_DESCRIPTION OF THE TASK:_
Give the data again exactly as written, skipping any pictures.

Collected data entries
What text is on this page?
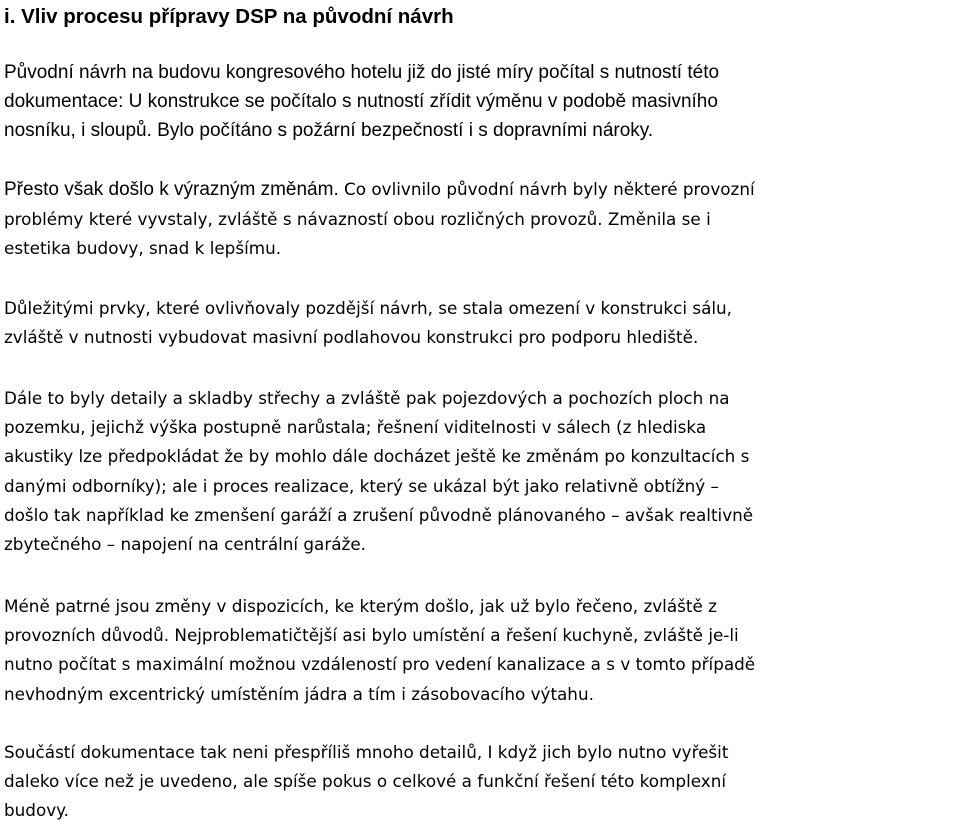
i. Vliv procesu přípravy DSP na původní návrh

Původní návrh na budovu kongresového hotelu již do jisté míry počítal s nutností této
dokumentace: U konstrukce se počítalo s nutností zřídit výměnu v podobě masivního
nosníku, i sloupů. Bylo počítáno s požární bezpečností i s dopravními nároky.

Přesto však došlo k výrazným změnám. Co ovlivnilo původní návrh byly některé provozní
problémy které vyvstaly, zvláště s návazností obou rozličných provozů. Změnila se i
estetika budovy, snad k lepšímu.

Důležitými prvky, které ovlivňovaly pozdější návrh, se stala omezení v konstrukci sálu,
zvláště v nutnosti vybudovat masivní podlahovou konstrukci pro podporu hlediště.

Dále to byly detaily a skladby střechy a zvláště pak pojezdových a pochozích ploch na
pozemku, jejichž výška postupně narůstala; řešnení viditelnosti v sálech (z hlediska
akustiky lze předpokládat že by mohlo dále docházet ještě ke změnám po konzultacích s
danými odborníky); ale i proces realizace, který se ukázal být jako relativně obtížný –
došlo tak například ke zmenšení garáží a zrušení původně plánovaného – avšak realtivně
zbytečného – napojení na centrální garáže.

Méně patrné jsou změny v dispozicích, ke kterým došlo, jak už bylo řečeno, zvláště z
provozních důvodů. Nejproblematičtější asi bylo umístění a řešení kuchyně, zvláště je-li
nutno počítat s maximální možnou vzdáleností pro vedení kanalizace a s v tomto případě
nevhodným excentrický umístěním jádra a tím i zásobovacího výtahu.

Součástí dokumentace tak neni přespříliš mnoho detailů, I když jich bylo nutno vyřešit
daleko více než je uvedeno, ale spíše pokus o celkové a funkční řešení této komplexní
budovy.
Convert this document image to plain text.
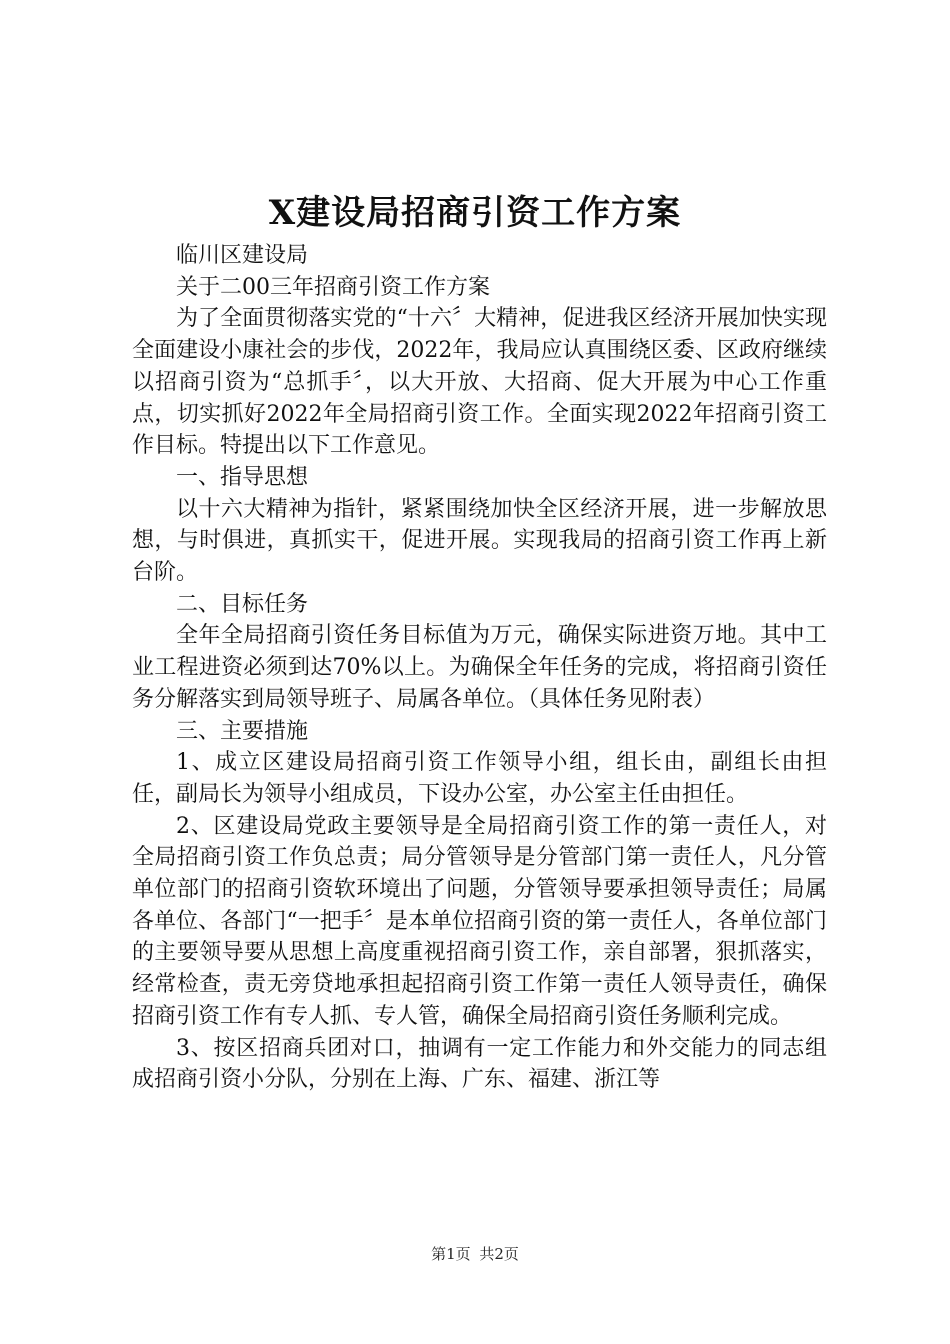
X建设局招商引资工作方案

临川区建设局

关于二00三年招商引资工作方案

为了全面贯彻落实党的“十六〞大精神，促进我区经济开展加快实现全面建设小康社会的步伐，2022年，我局应认真围绕区委、区政府继续以招商引资为“总抓手〞，以大开放、大招商、促大开展为中心工作重点，切实抓好2022年全局招商引资工作。全面实现2022年招商引资工作目标。特提出以下工作意见。

一、指导思想

以十六大精神为指针，紧紧围绕加快全区经济开展，进一步解放思想，与时俱进，真抓实干，促进开展。实现我局的招商引资工作再上新台阶。

二、目标任务

全年全局招商引资任务目标值为万元，确保实际进资万地。其中工业工程进资必须到达70%以上。为确保全年任务的完成，将招商引资任务分解落实到局领导班子、局属各单位。（具体任务见附表）

三、主要措施

1、成立区建设局招商引资工作领导小组，组长由，副组长由担任，副局长为领导小组成员，下设办公室，办公室主任由担任。

2、区建设局党政主要领导是全局招商引资工作的第一责任人，对全局招商引资工作负总责；局分管领导是分管部门第一责任人，凡分管单位部门的招商引资软环境出了问题，分管领导要承担领导责任；局属各单位、各部门“一把手〞是本单位招商引资的第一责任人，各单位部门的主要领导要从思想上高度重视招商引资工作，亲自部署，狠抓落实，经常检查，责无旁贷地承担起招商引资工作第一责任人领导责任，确保招商引资工作有专人抓、专人管，确保全局招商引资任务顺利完成。

3、按区招商兵团对口，抽调有一定工作能力和外交能力的同志组成招商引资小分队，分别在上海、广东、福建、浙江等

第1页 共2页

_THE RESULT:_
What text is on this page?
i. Vliv procesu přípravy DSP na původní návrh

Původní návrh na budovu kongresového hotelu již do jisté míry počítal s nutností této
dokumentace: U konstrukce se počítalo s nutností zřídit výměnu v podobě masivního
nosníku, i sloupů. Bylo počítáno s požární bezpečností i s dopravními nároky.

Přesto však došlo k výrazným změnám. Co ovlivnilo původní návrh byly některé provozní
problémy které vyvstaly, zvláště s návazností obou rozličných provozů. Změnila se i
estetika budovy, snad k lepšímu.

Důležitými prvky, které ovlivňovaly pozdější návrh, se stala omezení v konstrukci sálu,
zvláště v nutnosti vybudovat masivní podlahovou konstrukci pro podporu hlediště.

Dále to byly detaily a skladby střechy a zvláště pak pojezdových a pochozích ploch na
pozemku, jejichž výška postupně narůstala; řešnení viditelnosti v sálech (z hlediska
akustiky lze předpokládat že by mohlo dále docházet ještě ke změnám po konzultacích s
danými odborníky); ale i proces realizace, který se ukázal být jako relativně obtížný –
došlo tak například ke zmenšení garáží a zrušení původně plánovaného – avšak realtivně
zbytečného – napojení na centrální garáže.

Méně patrné jsou změny v dispozicích, ke kterým došlo, jak už bylo řečeno, zvláště z
provozních důvodů. Nejproblematičtější asi bylo umístění a řešení kuchyně, zvláště je-li
nutno počítat s maximální možnou vzdáleností pro vedení kanalizace a s v tomto případě
nevhodným excentrický umístěním jádra a tím i zásobovacího výtahu.

Součástí dokumentace tak neni přespříliš mnoho detailů, I když jich bylo nutno vyřešit
daleko více než je uvedeno, ale spíše pokus o celkové a funkční řešení této komplexní
budovy.
Convert this document image to plain text.
X建设局招商引资工作方案

临川区建设局

关于二00三年招商引资工作方案

为了全面贯彻落实党的“十六〞大精神，促进我区经济开展加快实现全面建设小康社会的步伐，2022年，我局应认真围绕区委、区政府继续以招商引资为“总抓手〞，以大开放、大招商、促大开展为中心工作重点，切实抓好2022年全局招商引资工作。全面实现2022年招商引资工作目标。特提出以下工作意见。

一、指导思想

以十六大精神为指针，紧紧围绕加快全区经济开展，进一步解放思想，与时俱进，真抓实干，促进开展。实现我局的招商引资工作再上新台阶。

二、目标任务

全年全局招商引资任务目标值为万元，确保实际进资万地。其中工业工程进资必须到达70%以上。为确保全年任务的完成，将招商引资任务分解落实到局领导班子、局属各单位。（具体任务见附表）

三、主要措施

1、成立区建设局招商引资工作领导小组，组长由，副组长由担任，副局长为领导小组成员，下设办公室，办公室主任由担任。

2、区建设局党政主要领导是全局招商引资工作的第一责任人，对全局招商引资工作负总责；局分管领导是分管部门第一责任人，凡分管单位部门的招商引资软环境出了问题，分管领导要承担领导责任；局属各单位、各部门“一把手〞是本单位招商引资的第一责任人，各单位部门的主要领导要从思想上高度重视招商引资工作，亲自部署，狠抓落实，经常检查，责无旁贷地承担起招商引资工作第一责任人领导责任，确保招商引资工作有专人抓、专人管，确保全局招商引资任务顺利完成。

3、按区招商兵团对口，抽调有一定工作能力和外交能力的同志组成招商引资小分队，分别在上海、广东、福建、浙江等

第1页 共2页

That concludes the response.